EXCERPTED RECORDS

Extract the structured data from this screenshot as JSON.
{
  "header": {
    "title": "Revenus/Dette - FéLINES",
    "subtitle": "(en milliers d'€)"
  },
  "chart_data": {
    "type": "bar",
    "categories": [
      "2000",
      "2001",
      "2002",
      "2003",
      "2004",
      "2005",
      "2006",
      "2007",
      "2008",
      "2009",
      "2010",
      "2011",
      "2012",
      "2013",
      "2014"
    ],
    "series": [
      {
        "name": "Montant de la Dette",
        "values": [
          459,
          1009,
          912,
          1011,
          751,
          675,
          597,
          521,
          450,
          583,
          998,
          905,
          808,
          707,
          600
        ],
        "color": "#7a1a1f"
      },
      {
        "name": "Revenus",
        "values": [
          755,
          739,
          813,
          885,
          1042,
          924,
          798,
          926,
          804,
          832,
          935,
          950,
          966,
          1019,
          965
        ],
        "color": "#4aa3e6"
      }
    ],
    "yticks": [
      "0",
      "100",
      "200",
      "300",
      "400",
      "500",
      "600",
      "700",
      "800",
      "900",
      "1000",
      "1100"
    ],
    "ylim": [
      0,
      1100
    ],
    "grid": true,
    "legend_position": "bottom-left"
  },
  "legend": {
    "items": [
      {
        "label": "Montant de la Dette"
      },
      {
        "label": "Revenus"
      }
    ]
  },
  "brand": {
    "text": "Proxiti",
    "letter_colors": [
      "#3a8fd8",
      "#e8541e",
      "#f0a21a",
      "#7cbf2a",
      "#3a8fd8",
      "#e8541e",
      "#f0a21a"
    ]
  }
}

YOUR GOAL
Scan the entries above. Copy each line that has the string "label".

SOLUTION FOR THIS TASK
        "label": "Montant de la Dette"
        "label": "Revenus"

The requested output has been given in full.